(Entries with figure data)
::::::
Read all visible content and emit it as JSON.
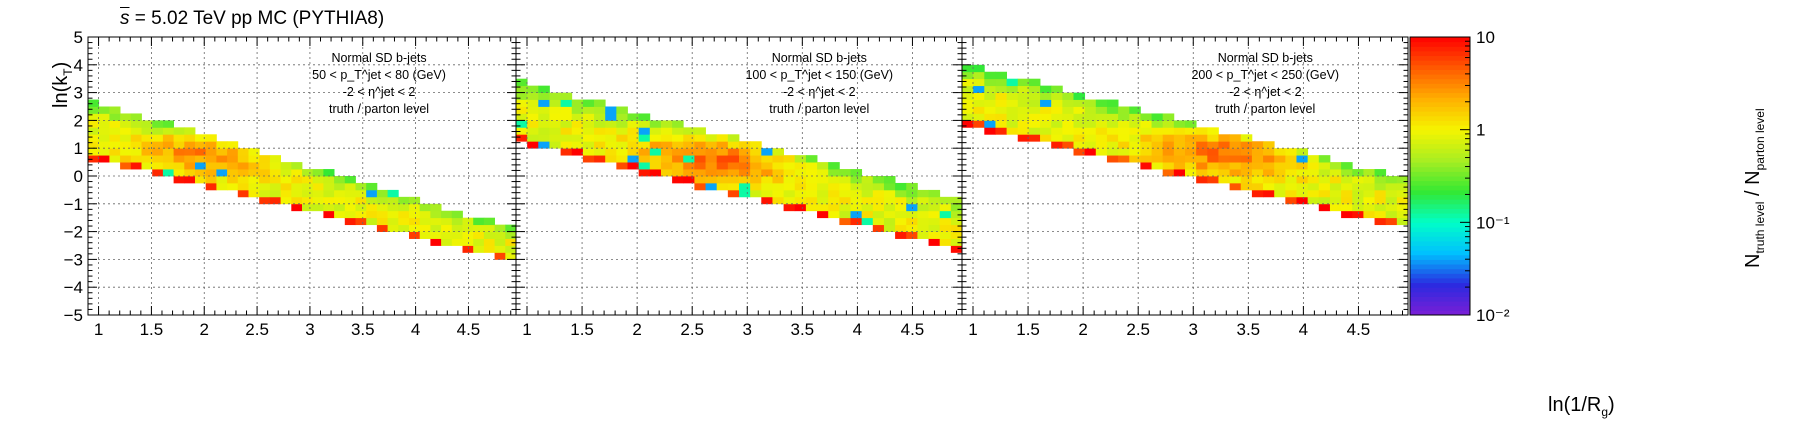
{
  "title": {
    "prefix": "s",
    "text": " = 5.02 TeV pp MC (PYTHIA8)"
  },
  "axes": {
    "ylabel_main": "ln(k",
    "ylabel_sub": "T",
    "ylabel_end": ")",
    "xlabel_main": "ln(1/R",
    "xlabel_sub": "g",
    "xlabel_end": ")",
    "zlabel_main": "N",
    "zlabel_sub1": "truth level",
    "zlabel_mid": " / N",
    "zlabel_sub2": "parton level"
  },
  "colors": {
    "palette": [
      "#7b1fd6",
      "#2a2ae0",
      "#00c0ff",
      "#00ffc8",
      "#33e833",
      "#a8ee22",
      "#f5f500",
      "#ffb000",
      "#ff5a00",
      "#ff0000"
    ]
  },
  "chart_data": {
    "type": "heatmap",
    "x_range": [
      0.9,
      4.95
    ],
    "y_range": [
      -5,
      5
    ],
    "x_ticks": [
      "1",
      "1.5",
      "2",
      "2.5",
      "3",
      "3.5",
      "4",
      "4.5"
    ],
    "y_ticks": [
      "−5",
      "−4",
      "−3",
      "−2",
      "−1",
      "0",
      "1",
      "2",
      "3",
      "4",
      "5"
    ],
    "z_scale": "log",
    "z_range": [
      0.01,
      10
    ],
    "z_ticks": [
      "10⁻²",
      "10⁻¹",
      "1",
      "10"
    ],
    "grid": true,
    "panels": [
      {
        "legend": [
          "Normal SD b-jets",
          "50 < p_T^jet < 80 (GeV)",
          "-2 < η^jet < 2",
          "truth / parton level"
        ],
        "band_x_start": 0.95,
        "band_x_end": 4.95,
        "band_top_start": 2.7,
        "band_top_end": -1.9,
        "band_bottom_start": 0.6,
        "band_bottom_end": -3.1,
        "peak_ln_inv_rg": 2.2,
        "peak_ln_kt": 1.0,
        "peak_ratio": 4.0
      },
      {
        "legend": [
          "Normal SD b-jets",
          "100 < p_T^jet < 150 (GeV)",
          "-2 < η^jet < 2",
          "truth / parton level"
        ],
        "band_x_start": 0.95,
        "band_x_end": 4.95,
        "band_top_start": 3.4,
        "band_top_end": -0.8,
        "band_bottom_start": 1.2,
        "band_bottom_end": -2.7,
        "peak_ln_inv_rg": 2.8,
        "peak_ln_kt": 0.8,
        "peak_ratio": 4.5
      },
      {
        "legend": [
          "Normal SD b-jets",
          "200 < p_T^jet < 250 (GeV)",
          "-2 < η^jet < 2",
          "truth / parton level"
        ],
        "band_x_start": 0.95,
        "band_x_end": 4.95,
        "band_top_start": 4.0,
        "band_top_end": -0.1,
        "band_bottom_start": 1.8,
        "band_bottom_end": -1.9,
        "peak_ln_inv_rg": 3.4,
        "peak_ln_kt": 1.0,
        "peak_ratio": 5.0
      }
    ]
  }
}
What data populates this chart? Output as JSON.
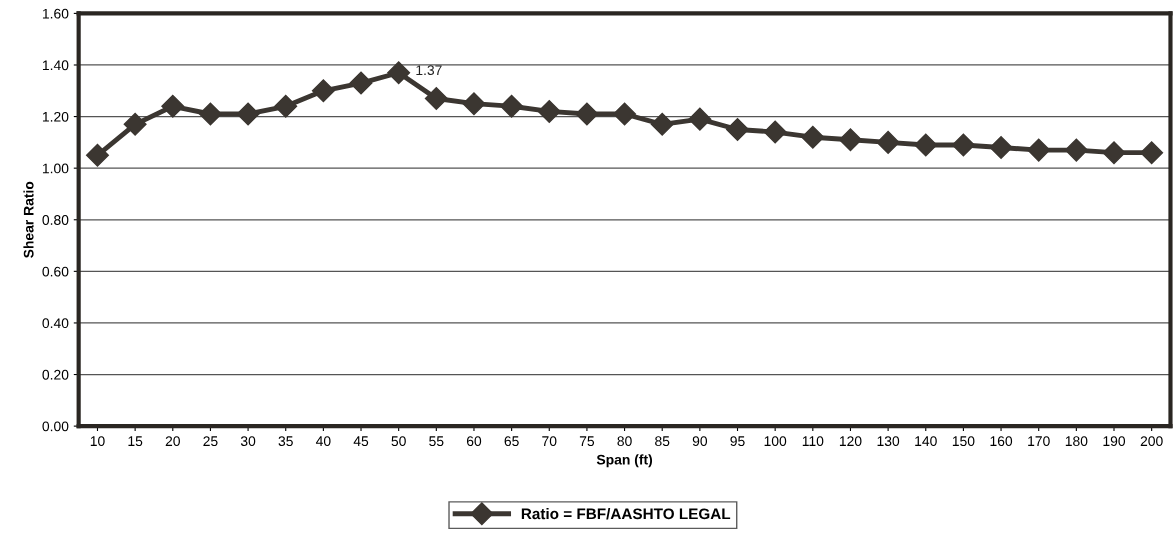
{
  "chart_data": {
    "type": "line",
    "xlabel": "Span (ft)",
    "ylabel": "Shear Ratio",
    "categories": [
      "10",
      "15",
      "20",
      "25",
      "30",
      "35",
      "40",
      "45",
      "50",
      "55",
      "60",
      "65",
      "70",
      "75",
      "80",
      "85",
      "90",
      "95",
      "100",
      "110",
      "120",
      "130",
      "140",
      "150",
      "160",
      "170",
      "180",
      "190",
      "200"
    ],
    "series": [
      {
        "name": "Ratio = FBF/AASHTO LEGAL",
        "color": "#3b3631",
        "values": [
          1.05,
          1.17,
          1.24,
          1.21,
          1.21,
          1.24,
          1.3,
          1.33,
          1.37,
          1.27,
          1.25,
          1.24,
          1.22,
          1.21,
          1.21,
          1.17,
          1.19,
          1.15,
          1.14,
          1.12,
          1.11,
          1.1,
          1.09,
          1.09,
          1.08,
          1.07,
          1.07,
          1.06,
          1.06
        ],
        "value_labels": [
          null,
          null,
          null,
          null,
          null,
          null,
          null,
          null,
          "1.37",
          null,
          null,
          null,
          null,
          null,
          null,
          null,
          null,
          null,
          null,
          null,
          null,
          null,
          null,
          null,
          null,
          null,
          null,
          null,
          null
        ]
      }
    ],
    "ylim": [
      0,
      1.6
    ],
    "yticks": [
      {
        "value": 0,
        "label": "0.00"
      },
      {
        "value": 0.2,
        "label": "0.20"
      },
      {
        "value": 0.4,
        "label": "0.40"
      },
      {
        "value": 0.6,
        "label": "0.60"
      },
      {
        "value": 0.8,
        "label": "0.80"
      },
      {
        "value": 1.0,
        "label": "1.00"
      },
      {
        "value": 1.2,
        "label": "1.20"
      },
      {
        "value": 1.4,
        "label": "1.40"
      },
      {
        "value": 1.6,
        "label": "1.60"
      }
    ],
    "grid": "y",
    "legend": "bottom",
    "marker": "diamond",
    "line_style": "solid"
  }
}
::::::
*Task instructions*. Word for word, quote the lines above. Omit the pictures.

*Solved exercise*.
Read all visible content and emit it as JSON.
{
  "title": {
    "prefix": "s",
    "text": " = 5.02 TeV pp MC (PYTHIA8)"
  },
  "axes": {
    "ylabel_main": "ln(k",
    "ylabel_sub": "T",
    "ylabel_end": ")",
    "xlabel_main": "ln(1/R",
    "xlabel_sub": "g",
    "xlabel_end": ")",
    "zlabel_main": "N",
    "zlabel_sub1": "truth level",
    "zlabel_mid": " / N",
    "zlabel_sub2": "parton level"
  },
  "colors": {
    "palette": [
      "#7b1fd6",
      "#2a2ae0",
      "#00c0ff",
      "#00ffc8",
      "#33e833",
      "#a8ee22",
      "#f5f500",
      "#ffb000",
      "#ff5a00",
      "#ff0000"
    ]
  },
  "chart_data": {
    "type": "heatmap",
    "x_range": [
      0.9,
      4.95
    ],
    "y_range": [
      -5,
      5
    ],
    "x_ticks": [
      "1",
      "1.5",
      "2",
      "2.5",
      "3",
      "3.5",
      "4",
      "4.5"
    ],
    "y_ticks": [
      "−5",
      "−4",
      "−3",
      "−2",
      "−1",
      "0",
      "1",
      "2",
      "3",
      "4",
      "5"
    ],
    "z_scale": "log",
    "z_range": [
      0.01,
      10
    ],
    "z_ticks": [
      "10⁻²",
      "10⁻¹",
      "1",
      "10"
    ],
    "grid": true,
    "panels": [
      {
        "legend": [
          "Normal SD b-jets",
          "50 < p_T^jet < 80 (GeV)",
          "-2 < η^jet < 2",
          "truth / parton level"
        ],
        "band_x_start": 0.95,
        "band_x_end": 4.95,
        "band_top_start": 2.7,
        "band_top_end": -1.9,
        "band_bottom_start": 0.6,
        "band_bottom_end": -3.1,
        "peak_ln_inv_rg": 2.2,
        "peak_ln_kt": 1.0,
        "peak_ratio": 4.0
      },
      {
        "legend": [
          "Normal SD b-jets",
          "100 < p_T^jet < 150 (GeV)",
          "-2 < η^jet < 2",
          "truth / parton level"
        ],
        "band_x_start": 0.95,
        "band_x_end": 4.95,
        "band_top_start": 3.4,
        "band_top_end": -0.8,
        "band_bottom_start": 1.2,
        "band_bottom_end": -2.7,
        "peak_ln_inv_rg": 2.8,
        "peak_ln_kt": 0.8,
        "peak_ratio": 4.5
      },
      {
        "legend": [
          "Normal SD b-jets",
          "200 < p_T^jet < 250 (GeV)",
          "-2 < η^jet < 2",
          "truth / parton level"
        ],
        "band_x_start": 0.95,
        "band_x_end": 4.95,
        "band_top_start": 4.0,
        "band_top_end": -0.1,
        "band_bottom_start": 1.8,
        "band_bottom_end": -1.9,
        "peak_ln_inv_rg": 3.4,
        "peak_ln_kt": 1.0,
        "peak_ratio": 5.0
      }
    ]
  }
}
What data populates this chart? Output as JSON.
{
  "chart_data": {
    "type": "line",
    "xlabel": "Span (ft)",
    "ylabel": "Shear Ratio",
    "categories": [
      "10",
      "15",
      "20",
      "25",
      "30",
      "35",
      "40",
      "45",
      "50",
      "55",
      "60",
      "65",
      "70",
      "75",
      "80",
      "85",
      "90",
      "95",
      "100",
      "110",
      "120",
      "130",
      "140",
      "150",
      "160",
      "170",
      "180",
      "190",
      "200"
    ],
    "series": [
      {
        "name": "Ratio = FBF/AASHTO LEGAL",
        "color": "#3b3631",
        "values": [
          1.05,
          1.17,
          1.24,
          1.21,
          1.21,
          1.24,
          1.3,
          1.33,
          1.37,
          1.27,
          1.25,
          1.24,
          1.22,
          1.21,
          1.21,
          1.17,
          1.19,
          1.15,
          1.14,
          1.12,
          1.11,
          1.1,
          1.09,
          1.09,
          1.08,
          1.07,
          1.07,
          1.06,
          1.06
        ],
        "value_labels": [
          null,
          null,
          null,
          null,
          null,
          null,
          null,
          null,
          "1.37",
          null,
          null,
          null,
          null,
          null,
          null,
          null,
          null,
          null,
          null,
          null,
          null,
          null,
          null,
          null,
          null,
          null,
          null,
          null,
          null
        ]
      }
    ],
    "ylim": [
      0,
      1.6
    ],
    "yticks": [
      {
        "value": 0,
        "label": "0.00"
      },
      {
        "value": 0.2,
        "label": "0.20"
      },
      {
        "value": 0.4,
        "label": "0.40"
      },
      {
        "value": 0.6,
        "label": "0.60"
      },
      {
        "value": 0.8,
        "label": "0.80"
      },
      {
        "value": 1.0,
        "label": "1.00"
      },
      {
        "value": 1.2,
        "label": "1.20"
      },
      {
        "value": 1.4,
        "label": "1.40"
      },
      {
        "value": 1.6,
        "label": "1.60"
      }
    ],
    "grid": "y",
    "legend": "bottom",
    "marker": "diamond",
    "line_style": "solid"
  }
}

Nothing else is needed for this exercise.